# [Reading passage]
::::

External dependencies, DeviceKit-power and GNOME Power Manager



During the 2.25 release cycle I would like to move GNOME Power Manager
away from a HAL dependency and onto a new DeviceKit-power dependency.

DeviceKit-power is a new mechanism daemon that moves the battery
profiling and statistics interface system-wide, and also does the
history recording once per system, rather than once per session. It also
moves to an interface that is legacy-free and is more focused on the
entire power management system than HAL ever was.

You can see some screenshots of the new functionality on my blog:
http://blogs.gnome.org/hughsie/2008/11/09/gnome-power-manager-and-devicekit-power/
-- At the moment you have to compile with --enable-devicekit to get the
new functionality.

Q: Why is system wide better?
A: There's no point doing the data collection, statistics profiling and
calculations in every session on a multiuser workstation. There's also
the point that at GDM you run a g-p-m instance, which doesn't have
access to the profiling data you generate in the session, and so you get
"unknown time remaining".

Q: What's wrong with HAL?

::::

# [Exercise tasks]
1/ Based on the DeviceKit-power post, do these statements agree with the text? Answer yes or no for each, quoting the words that decide it.
(a) The move away from HAL is planned for the 2.25 release cycle.
(b) DeviceKit-power records history once per session.
(c) The new functionality is available without any special compile option.
2/ According to the DeviceKit-power post, what does a g-p-m instance running at GDM report, and why?
3/ Pick up the DeviceKit-power post after its final line and carry it on in the same question-and-answer style.

::::

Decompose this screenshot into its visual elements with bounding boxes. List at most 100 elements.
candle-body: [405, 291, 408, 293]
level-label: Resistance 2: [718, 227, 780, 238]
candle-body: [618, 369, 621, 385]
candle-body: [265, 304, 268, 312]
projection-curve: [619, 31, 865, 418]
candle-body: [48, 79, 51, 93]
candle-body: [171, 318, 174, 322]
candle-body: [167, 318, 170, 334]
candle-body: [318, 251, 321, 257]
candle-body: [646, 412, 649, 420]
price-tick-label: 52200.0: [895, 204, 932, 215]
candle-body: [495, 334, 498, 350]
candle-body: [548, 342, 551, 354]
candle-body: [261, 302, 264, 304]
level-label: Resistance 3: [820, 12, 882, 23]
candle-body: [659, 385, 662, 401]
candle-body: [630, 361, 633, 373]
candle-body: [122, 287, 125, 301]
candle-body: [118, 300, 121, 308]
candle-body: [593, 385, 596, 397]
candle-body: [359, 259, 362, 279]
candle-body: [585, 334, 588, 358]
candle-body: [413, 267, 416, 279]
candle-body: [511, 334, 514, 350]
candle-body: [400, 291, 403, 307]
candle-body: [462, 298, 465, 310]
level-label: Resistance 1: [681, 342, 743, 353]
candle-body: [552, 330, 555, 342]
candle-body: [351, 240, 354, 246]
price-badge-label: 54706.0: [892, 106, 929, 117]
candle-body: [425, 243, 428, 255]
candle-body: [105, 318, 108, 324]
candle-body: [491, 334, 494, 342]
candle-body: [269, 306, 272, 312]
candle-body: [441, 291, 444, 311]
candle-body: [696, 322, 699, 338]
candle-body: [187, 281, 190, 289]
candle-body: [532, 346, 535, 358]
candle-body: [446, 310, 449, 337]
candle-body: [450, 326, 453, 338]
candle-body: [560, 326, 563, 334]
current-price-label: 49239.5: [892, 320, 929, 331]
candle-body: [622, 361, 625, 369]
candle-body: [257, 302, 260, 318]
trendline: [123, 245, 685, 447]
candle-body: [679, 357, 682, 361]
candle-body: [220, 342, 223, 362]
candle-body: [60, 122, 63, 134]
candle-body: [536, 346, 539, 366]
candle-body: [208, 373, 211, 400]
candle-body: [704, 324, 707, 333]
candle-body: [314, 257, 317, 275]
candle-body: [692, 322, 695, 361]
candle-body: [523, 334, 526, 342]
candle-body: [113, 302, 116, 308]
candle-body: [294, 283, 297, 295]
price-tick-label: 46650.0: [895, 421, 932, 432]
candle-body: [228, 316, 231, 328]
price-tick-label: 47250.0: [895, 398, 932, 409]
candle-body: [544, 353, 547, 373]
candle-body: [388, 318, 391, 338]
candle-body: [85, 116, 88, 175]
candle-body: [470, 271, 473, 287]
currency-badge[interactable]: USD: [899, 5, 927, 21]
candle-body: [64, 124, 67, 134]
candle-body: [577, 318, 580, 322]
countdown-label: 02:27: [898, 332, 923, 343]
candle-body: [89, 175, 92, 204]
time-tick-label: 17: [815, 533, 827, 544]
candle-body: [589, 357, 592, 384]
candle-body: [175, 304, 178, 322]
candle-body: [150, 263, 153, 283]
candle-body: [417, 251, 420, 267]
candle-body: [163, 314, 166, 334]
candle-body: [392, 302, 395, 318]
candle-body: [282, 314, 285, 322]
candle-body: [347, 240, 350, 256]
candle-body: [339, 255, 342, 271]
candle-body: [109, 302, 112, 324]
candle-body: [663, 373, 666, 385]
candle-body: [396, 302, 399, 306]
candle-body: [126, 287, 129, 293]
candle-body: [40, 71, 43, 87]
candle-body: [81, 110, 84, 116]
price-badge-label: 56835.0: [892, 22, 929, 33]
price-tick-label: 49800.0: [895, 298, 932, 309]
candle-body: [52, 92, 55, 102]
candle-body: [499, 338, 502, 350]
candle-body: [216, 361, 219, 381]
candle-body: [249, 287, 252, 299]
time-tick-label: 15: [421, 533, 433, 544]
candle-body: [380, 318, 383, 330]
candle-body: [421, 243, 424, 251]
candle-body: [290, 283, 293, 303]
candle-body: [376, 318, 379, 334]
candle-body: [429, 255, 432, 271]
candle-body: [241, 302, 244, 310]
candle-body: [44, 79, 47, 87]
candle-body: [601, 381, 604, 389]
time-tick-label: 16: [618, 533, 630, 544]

::::

# [Your responses]
1/
(a) Yes: "During the 2.25 release cycle I would like to move GNOME Power Manager away from a HAL dependency and onto a new DeviceKit-power dependency."
(b) No: "also does the history recording once per system, rather than once per session."
(c) No: "At the moment you have to compile with --enable-devicekit to get the new functionality."

2/ It reports "unknown time remaining," because it has no access to the profiling data generated in the session.

3/
A: HAL has grown into a mega-daemon doing a little bit of everything, it
evolved with DBUS over a number of years and is now pretty horrible
code. The DeviceKit set of daemons replace core functionality of HAL and
are developed by the very same maintainers as HAL was.
HAL also has a very low level interface, and so apps needed tons of
complicated code in the session to do simple things like work out
remaining battery lifetime.

Q: Is anything else going to use DeviceKit-$foo?
A: In the future gvfs will depend on DeviceKit-disks, not HAL

Q: Yet another system daemon?!?
A: No, all the DeviceKit daemons are system activated and low footprint,
so if you don't need them they don't get started.

Q: Can't you have --enable-hal and enable-devicekit in configure?
A: Not without a thousand #ifdefs, we would essentially have two
seporate engines which I don't want to support. I'm was trying to do
that on trunk and it's was getting crazy.

DeviceKit-power also implements a QoS (Quality of Service) interface for
latency control, and in the future will be used for _aggressive_
application power control. This is needed to produce a desktop that uses
little power when idle, but doesn't feel sluggish. There's more
information about this on my blog too.

What I propose is to switch trunk to using DeviceKit-power, and if
distros don't want to ship the very new code in 2.26.0, they can stick
with the old HAL only code of 2.24.x, like some distros last cycle did
with GDM. Of course, I'll still continue to actively maintain the 2.24
in parallel with the new development.

Switching to DeviceKit-power allows me to make g-p-m the simple session
process it should be, rather than the mess of legacy and complex code it
is now.

DeviceKit-power and DeviceKit-disks just depend on the trivial DeviceKit
daemon which is a thin dbus wrapper around udev.

So, comments please.

Richard.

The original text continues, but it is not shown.